**Short problem**: Each record below is to be reproduced without any change.

• • • • • • •

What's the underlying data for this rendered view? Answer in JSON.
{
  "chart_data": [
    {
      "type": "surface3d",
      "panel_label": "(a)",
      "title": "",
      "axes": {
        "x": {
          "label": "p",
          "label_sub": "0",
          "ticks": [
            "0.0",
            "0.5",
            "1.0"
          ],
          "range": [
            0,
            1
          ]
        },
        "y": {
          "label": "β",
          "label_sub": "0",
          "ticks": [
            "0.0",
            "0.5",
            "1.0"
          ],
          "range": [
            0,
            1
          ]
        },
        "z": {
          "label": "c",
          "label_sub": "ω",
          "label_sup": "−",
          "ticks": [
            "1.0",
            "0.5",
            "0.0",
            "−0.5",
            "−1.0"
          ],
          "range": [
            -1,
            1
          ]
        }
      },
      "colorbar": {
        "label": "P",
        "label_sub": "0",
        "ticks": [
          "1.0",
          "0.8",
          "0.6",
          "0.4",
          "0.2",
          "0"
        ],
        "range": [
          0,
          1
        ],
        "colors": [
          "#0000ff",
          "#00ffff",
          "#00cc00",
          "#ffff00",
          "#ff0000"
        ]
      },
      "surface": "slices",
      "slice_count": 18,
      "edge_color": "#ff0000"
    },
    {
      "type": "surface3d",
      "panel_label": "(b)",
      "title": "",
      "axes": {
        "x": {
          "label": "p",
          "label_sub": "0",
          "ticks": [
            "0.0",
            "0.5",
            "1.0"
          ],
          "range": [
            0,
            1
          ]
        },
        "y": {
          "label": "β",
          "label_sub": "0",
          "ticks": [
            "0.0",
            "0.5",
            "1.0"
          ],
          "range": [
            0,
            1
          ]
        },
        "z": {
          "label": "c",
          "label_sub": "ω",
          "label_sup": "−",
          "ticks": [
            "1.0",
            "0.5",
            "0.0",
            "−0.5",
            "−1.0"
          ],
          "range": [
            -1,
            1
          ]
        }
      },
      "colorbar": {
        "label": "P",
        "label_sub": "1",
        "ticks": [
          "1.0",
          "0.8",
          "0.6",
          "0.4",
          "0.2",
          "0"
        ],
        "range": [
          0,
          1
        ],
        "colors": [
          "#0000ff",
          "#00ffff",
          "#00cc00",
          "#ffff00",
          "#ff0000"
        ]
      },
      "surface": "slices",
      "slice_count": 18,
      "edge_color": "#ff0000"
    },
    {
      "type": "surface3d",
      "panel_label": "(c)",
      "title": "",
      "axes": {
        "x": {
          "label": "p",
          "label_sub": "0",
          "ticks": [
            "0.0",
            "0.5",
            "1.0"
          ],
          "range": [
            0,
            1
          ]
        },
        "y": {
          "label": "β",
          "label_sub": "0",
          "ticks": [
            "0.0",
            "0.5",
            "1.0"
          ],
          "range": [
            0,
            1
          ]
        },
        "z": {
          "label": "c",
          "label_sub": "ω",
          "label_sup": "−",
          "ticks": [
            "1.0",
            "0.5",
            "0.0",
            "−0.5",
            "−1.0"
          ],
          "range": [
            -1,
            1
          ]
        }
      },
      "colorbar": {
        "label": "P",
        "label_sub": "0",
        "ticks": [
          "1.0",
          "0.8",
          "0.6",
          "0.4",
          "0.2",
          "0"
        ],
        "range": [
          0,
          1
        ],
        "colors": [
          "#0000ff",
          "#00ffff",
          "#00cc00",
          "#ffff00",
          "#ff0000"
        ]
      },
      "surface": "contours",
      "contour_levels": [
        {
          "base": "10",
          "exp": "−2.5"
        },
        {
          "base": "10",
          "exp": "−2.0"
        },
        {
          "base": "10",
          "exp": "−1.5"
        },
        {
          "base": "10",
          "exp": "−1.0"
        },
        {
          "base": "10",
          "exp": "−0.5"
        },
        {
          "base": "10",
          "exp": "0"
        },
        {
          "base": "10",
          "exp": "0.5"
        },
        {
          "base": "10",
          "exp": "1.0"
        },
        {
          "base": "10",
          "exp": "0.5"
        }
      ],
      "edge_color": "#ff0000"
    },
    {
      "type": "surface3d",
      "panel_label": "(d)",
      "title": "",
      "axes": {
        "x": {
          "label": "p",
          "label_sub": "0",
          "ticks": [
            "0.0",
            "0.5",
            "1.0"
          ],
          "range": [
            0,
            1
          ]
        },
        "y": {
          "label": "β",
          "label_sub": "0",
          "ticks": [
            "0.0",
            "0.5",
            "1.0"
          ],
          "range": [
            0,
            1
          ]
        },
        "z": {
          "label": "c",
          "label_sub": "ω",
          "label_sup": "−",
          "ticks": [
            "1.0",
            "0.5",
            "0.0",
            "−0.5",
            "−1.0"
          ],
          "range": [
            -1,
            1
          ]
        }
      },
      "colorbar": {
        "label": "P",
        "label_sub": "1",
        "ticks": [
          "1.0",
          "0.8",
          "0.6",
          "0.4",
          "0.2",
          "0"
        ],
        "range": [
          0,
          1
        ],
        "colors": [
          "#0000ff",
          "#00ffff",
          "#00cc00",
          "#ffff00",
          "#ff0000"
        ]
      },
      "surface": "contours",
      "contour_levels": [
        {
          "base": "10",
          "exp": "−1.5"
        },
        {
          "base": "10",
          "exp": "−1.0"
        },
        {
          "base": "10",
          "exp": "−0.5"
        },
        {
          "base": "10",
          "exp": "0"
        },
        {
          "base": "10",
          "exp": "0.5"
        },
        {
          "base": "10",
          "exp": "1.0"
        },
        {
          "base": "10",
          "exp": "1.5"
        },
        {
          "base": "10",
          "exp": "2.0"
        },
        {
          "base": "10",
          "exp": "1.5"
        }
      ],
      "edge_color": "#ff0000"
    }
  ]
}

• • • • • • •

**Complete answer**:
What's the underlying data for this rendered view? Answer in JSON.
{
  "chart_data": [
    {
      "type": "surface3d",
      "panel_label": "(a)",
      "title": "",
      "axes": {
        "x": {
          "label": "p",
          "label_sub": "0",
          "ticks": [
            "0.0",
            "0.5",
            "1.0"
          ],
          "range": [
            0,
            1
          ]
        },
        "y": {
          "label": "β",
          "label_sub": "0",
          "ticks": [
            "0.0",
            "0.5",
            "1.0"
          ],
          "range": [
            0,
            1
          ]
        },
        "z": {
          "label": "c",
          "label_sub": "ω",
          "label_sup": "−",
          "ticks": [
            "1.0",
            "0.5",
            "0.0",
            "−0.5",
            "−1.0"
          ],
          "range": [
            -1,
            1
          ]
        }
      },
      "colorbar": {
        "label": "P",
        "label_sub": "0",
        "ticks": [
          "1.0",
          "0.8",
          "0.6",
          "0.4",
          "0.2",
          "0"
        ],
        "range": [
          0,
          1
        ],
        "colors": [
          "#0000ff",
          "#00ffff",
          "#00cc00",
          "#ffff00",
          "#ff0000"
        ]
      },
      "surface": "slices",
      "slice_count": 18,
      "edge_color": "#ff0000"
    },
    {
      "type": "surface3d",
      "panel_label": "(b)",
      "title": "",
      "axes": {
        "x": {
          "label": "p",
          "label_sub": "0",
          "ticks": [
            "0.0",
            "0.5",
            "1.0"
          ],
          "range": [
            0,
            1
          ]
        },
        "y": {
          "label": "β",
          "label_sub": "0",
          "ticks": [
            "0.0",
            "0.5",
            "1.0"
          ],
          "range": [
            0,
            1
          ]
        },
        "z": {
          "label": "c",
          "label_sub": "ω",
          "label_sup": "−",
          "ticks": [
            "1.0",
            "0.5",
            "0.0",
            "−0.5",
            "−1.0"
          ],
          "range": [
            -1,
            1
          ]
        }
      },
      "colorbar": {
        "label": "P",
        "label_sub": "1",
        "ticks": [
          "1.0",
          "0.8",
          "0.6",
          "0.4",
          "0.2",
          "0"
        ],
        "range": [
          0,
          1
        ],
        "colors": [
          "#0000ff",
          "#00ffff",
          "#00cc00",
          "#ffff00",
          "#ff0000"
        ]
      },
      "surface": "slices",
      "slice_count": 18,
      "edge_color": "#ff0000"
    },
    {
      "type": "surface3d",
      "panel_label": "(c)",
      "title": "",
      "axes": {
        "x": {
          "label": "p",
          "label_sub": "0",
          "ticks": [
            "0.0",
            "0.5",
            "1.0"
          ],
          "range": [
            0,
            1
          ]
        },
        "y": {
          "label": "β",
          "label_sub": "0",
          "ticks": [
            "0.0",
            "0.5",
            "1.0"
          ],
          "range": [
            0,
            1
          ]
        },
        "z": {
          "label": "c",
          "label_sub": "ω",
          "label_sup": "−",
          "ticks": [
            "1.0",
            "0.5",
            "0.0",
            "−0.5",
            "−1.0"
          ],
          "range": [
            -1,
            1
          ]
        }
      },
      "colorbar": {
        "label": "P",
        "label_sub": "0",
        "ticks": [
          "1.0",
          "0.8",
          "0.6",
          "0.4",
          "0.2",
          "0"
        ],
        "range": [
          0,
          1
        ],
        "colors": [
          "#0000ff",
          "#00ffff",
          "#00cc00",
          "#ffff00",
          "#ff0000"
        ]
      },
      "surface": "contours",
      "contour_levels": [
        {
          "base": "10",
          "exp": "−2.5"
        },
        {
          "base": "10",
          "exp": "−2.0"
        },
        {
          "base": "10",
          "exp": "−1.5"
        },
        {
          "base": "10",
          "exp": "−1.0"
        },
        {
          "base": "10",
          "exp": "−0.5"
        },
        {
          "base": "10",
          "exp": "0"
        },
        {
          "base": "10",
          "exp": "0.5"
        },
        {
          "base": "10",
          "exp": "1.0"
        },
        {
          "base": "10",
          "exp": "0.5"
        }
      ],
      "edge_color": "#ff0000"
    },
    {
      "type": "surface3d",
      "panel_label": "(d)",
      "title": "",
      "axes": {
        "x": {
          "label": "p",
          "label_sub": "0",
          "ticks": [
            "0.0",
            "0.5",
            "1.0"
          ],
          "range": [
            0,
            1
          ]
        },
        "y": {
          "label": "β",
          "label_sub": "0",
          "ticks": [
            "0.0",
            "0.5",
            "1.0"
          ],
          "range": [
            0,
            1
          ]
        },
        "z": {
          "label": "c",
          "label_sub": "ω",
          "label_sup": "−",
          "ticks": [
            "1.0",
            "0.5",
            "0.0",
            "−0.5",
            "−1.0"
          ],
          "range": [
            -1,
            1
          ]
        }
      },
      "colorbar": {
        "label": "P",
        "label_sub": "1",
        "ticks": [
          "1.0",
          "0.8",
          "0.6",
          "0.4",
          "0.2",
          "0"
        ],
        "range": [
          0,
          1
        ],
        "colors": [
          "#0000ff",
          "#00ffff",
          "#00cc00",
          "#ffff00",
          "#ff0000"
        ]
      },
      "surface": "contours",
      "contour_levels": [
        {
          "base": "10",
          "exp": "−1.5"
        },
        {
          "base": "10",
          "exp": "−1.0"
        },
        {
          "base": "10",
          "exp": "−0.5"
        },
        {
          "base": "10",
          "exp": "0"
        },
        {
          "base": "10",
          "exp": "0.5"
        },
        {
          "base": "10",
          "exp": "1.0"
        },
        {
          "base": "10",
          "exp": "1.5"
        },
        {
          "base": "10",
          "exp": "2.0"
        },
        {
          "base": "10",
          "exp": "1.5"
        }
      ],
      "edge_color": "#ff0000"
    }
  ]
}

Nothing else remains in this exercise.